## INPUT
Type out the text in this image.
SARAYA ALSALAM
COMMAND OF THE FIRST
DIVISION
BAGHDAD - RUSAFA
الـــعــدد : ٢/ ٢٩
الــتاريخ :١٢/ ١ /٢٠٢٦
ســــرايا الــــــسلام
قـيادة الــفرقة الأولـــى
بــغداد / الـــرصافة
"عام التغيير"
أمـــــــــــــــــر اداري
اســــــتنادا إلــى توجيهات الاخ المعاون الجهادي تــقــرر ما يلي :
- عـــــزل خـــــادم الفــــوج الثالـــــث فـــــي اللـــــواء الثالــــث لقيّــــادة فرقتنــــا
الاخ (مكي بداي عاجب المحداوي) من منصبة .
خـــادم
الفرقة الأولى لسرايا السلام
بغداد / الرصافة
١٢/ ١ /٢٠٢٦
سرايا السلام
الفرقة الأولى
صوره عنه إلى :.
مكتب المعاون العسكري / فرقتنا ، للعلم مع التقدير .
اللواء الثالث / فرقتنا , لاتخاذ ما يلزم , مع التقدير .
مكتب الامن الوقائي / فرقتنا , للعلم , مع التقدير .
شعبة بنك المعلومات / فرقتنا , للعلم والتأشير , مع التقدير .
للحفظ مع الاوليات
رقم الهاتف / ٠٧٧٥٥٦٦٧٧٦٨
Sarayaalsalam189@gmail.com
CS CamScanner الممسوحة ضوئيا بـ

## EXERCISE INSTRUCTIONS
Output every line above without altering anything.

## RESULT FOR THIS TASK
Type out the text in this image.
SARAYA ALSALAM
COMMAND OF THE FIRST
DIVISION
BAGHDAD - RUSAFA
الـــعــدد : ٢/ ٢٩
الــتاريخ :١٢/ ١ /٢٠٢٦
ســــرايا الــــــسلام
قـيادة الــفرقة الأولـــى
بــغداد / الـــرصافة
"عام التغيير"
أمـــــــــــــــــر اداري
اســــــتنادا إلــى توجيهات الاخ المعاون الجهادي تــقــرر ما يلي :
- عـــــزل خـــــادم الفــــوج الثالـــــث فـــــي اللـــــواء الثالــــث لقيّــــادة فرقتنــــا
الاخ (مكي بداي عاجب المحداوي) من منصبة .
خـــادم
الفرقة الأولى لسرايا السلام
بغداد / الرصافة
١٢/ ١ /٢٠٢٦
سرايا السلام
الفرقة الأولى
صوره عنه إلى :.
مكتب المعاون العسكري / فرقتنا ، للعلم مع التقدير .
اللواء الثالث / فرقتنا , لاتخاذ ما يلزم , مع التقدير .
مكتب الامن الوقائي / فرقتنا , للعلم , مع التقدير .
شعبة بنك المعلومات / فرقتنا , للعلم والتأشير , مع التقدير .
للحفظ مع الاوليات
رقم الهاتف / ٠٧٧٥٥٦٦٧٧٦٨
Sarayaalsalam189@gmail.com
CS CamScanner الممسوحة ضوئيا بـ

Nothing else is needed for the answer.